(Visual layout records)
****************

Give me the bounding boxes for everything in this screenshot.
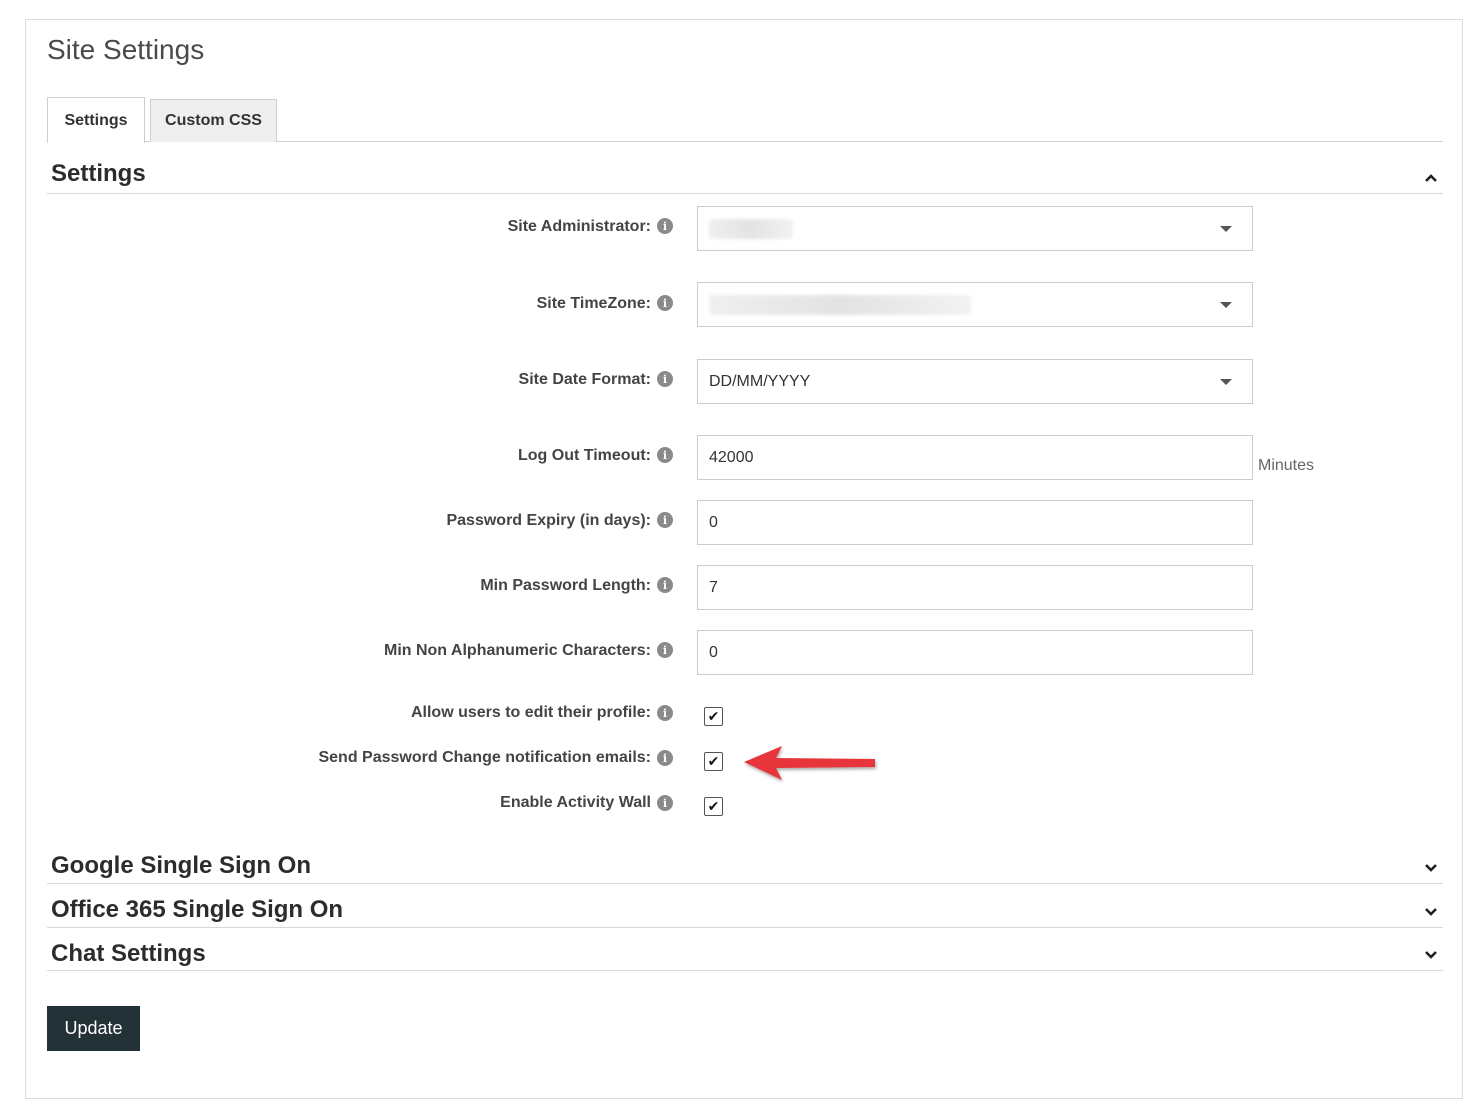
info-icon[interactable]: i xyxy=(657,705,673,721)
site-administrator-label: Site Administrator: xyxy=(507,218,651,235)
info-icon[interactable]: i xyxy=(657,750,673,766)
office365-sso-section-header[interactable]: Office 365 Single Sign On xyxy=(47,892,1443,928)
form-row-site-date-format: Site Date Format: i DD/MM/YYYY xyxy=(26,359,1464,405)
allow-edit-profile-checkbox[interactable]: ✔ xyxy=(704,707,723,726)
chat-settings-section-header[interactable]: Chat Settings xyxy=(47,935,1443,971)
site-timezone-select[interactable] xyxy=(697,282,1253,327)
page-title: Site Settings xyxy=(47,34,205,65)
info-icon[interactable]: i xyxy=(657,371,673,387)
send-password-change-emails-checkbox[interactable]: ✔ xyxy=(704,752,723,771)
password-expiry-label: Password Expiry (in days): xyxy=(446,512,651,529)
info-icon[interactable]: i xyxy=(657,447,673,463)
info-icon[interactable]: i xyxy=(657,642,673,658)
form-row-password-expiry: Password Expiry (in days): i 0 xyxy=(26,500,1464,546)
site-administrator-select[interactable] xyxy=(697,206,1253,251)
min-password-length-input[interactable]: 7 xyxy=(697,565,1253,610)
password-expiry-value: 0 xyxy=(709,513,718,531)
logout-timeout-unit: Minutes xyxy=(1258,457,1315,474)
annotation-arrow-icon xyxy=(744,746,875,780)
site-date-format-select[interactable]: DD/MM/YYYY xyxy=(697,359,1253,404)
password-expiry-input[interactable]: 0 xyxy=(697,500,1253,545)
logout-timeout-label: Log Out Timeout: xyxy=(517,447,651,464)
info-icon[interactable]: i xyxy=(657,295,673,311)
info-icon[interactable]: i xyxy=(657,218,673,234)
chevron-down-icon[interactable] xyxy=(1423,904,1439,920)
enable-activity-wall-checkbox[interactable]: ✔ xyxy=(704,797,723,816)
logout-timeout-value: 42000 xyxy=(709,448,754,466)
info-icon[interactable]: i xyxy=(657,577,673,593)
redacted-value xyxy=(709,218,793,239)
form-row-min-password-length: Min Password Length: i 7 xyxy=(26,565,1464,611)
send-password-change-emails-label: Send Password Change notification emails… xyxy=(318,749,651,766)
form-row-site-timezone: Site TimeZone: i xyxy=(26,282,1464,328)
min-password-length-value: 7 xyxy=(709,578,718,596)
chevron-up-icon[interactable] xyxy=(1423,170,1439,186)
min-non-alphanumeric-label: Min Non Alphanumeric Characters: xyxy=(383,642,651,659)
caret-down-icon xyxy=(1220,226,1232,232)
settings-section-header[interactable]: Settings xyxy=(47,158,1443,194)
enable-activity-wall-label: Enable Activity Wall xyxy=(500,794,651,811)
info-icon[interactable]: i xyxy=(657,512,673,528)
site-settings-panel: Site Settings Settings Custom CSS Settin… xyxy=(25,19,1463,1099)
form-row-logout-timeout: Log Out Timeout: i 42000 Minutes xyxy=(26,435,1464,481)
min-non-alphanumeric-input[interactable]: 0 xyxy=(697,630,1253,675)
form-row-min-non-alphanumeric: Min Non Alphanumeric Characters: i 0 xyxy=(26,630,1464,676)
form-row-site-administrator: Site Administrator: i xyxy=(26,206,1464,252)
caret-down-icon xyxy=(1220,302,1232,308)
chat-settings-section-title: Chat Settings xyxy=(51,940,206,967)
chevron-down-icon[interactable] xyxy=(1423,860,1439,876)
site-timezone-label: Site TimeZone: xyxy=(536,295,651,312)
min-password-length-label: Min Password Length: xyxy=(480,577,651,594)
site-date-format-label: Site Date Format: xyxy=(518,371,651,388)
redacted-value xyxy=(709,294,971,315)
settings-section-title: Settings xyxy=(51,160,146,187)
tab-bar: Settings Custom CSS xyxy=(47,97,1443,143)
tab-custom-css[interactable]: Custom CSS xyxy=(150,99,277,142)
min-non-alphanumeric-value: 0 xyxy=(709,643,718,661)
form-row-enable-activity-wall: Enable Activity Wall i ✔ xyxy=(26,794,1464,820)
caret-down-icon xyxy=(1220,379,1232,385)
allow-edit-profile-label: Allow users to edit their profile: xyxy=(410,704,651,721)
form-row-allow-edit-profile: Allow users to edit their profile: i ✔ xyxy=(26,704,1464,730)
update-button[interactable]: Update xyxy=(47,1006,140,1051)
google-sso-section-title: Google Single Sign On xyxy=(51,852,312,879)
google-sso-section-header[interactable]: Google Single Sign On xyxy=(47,848,1443,884)
info-icon[interactable]: i xyxy=(657,795,673,811)
tab-settings[interactable]: Settings xyxy=(47,97,145,143)
logout-timeout-input[interactable]: 42000 xyxy=(697,435,1253,480)
site-date-format-value: DD/MM/YYYY xyxy=(709,372,811,390)
chevron-down-icon[interactable] xyxy=(1423,947,1439,963)
office365-sso-section-title: Office 365 Single Sign On xyxy=(51,896,344,923)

****************

**Task instructions**:
Gather every line of the data that contains the string "administrator", treating uppercase and lowercase letters as different.

**Complete response**:
site-administrator-label: Site Administrator: xyxy=(507,218,651,235)
site-administrator-select[interactable] xyxy=(697,206,1253,251)
form-row-site-administrator: Site Administrator: i xyxy=(26,206,1464,252)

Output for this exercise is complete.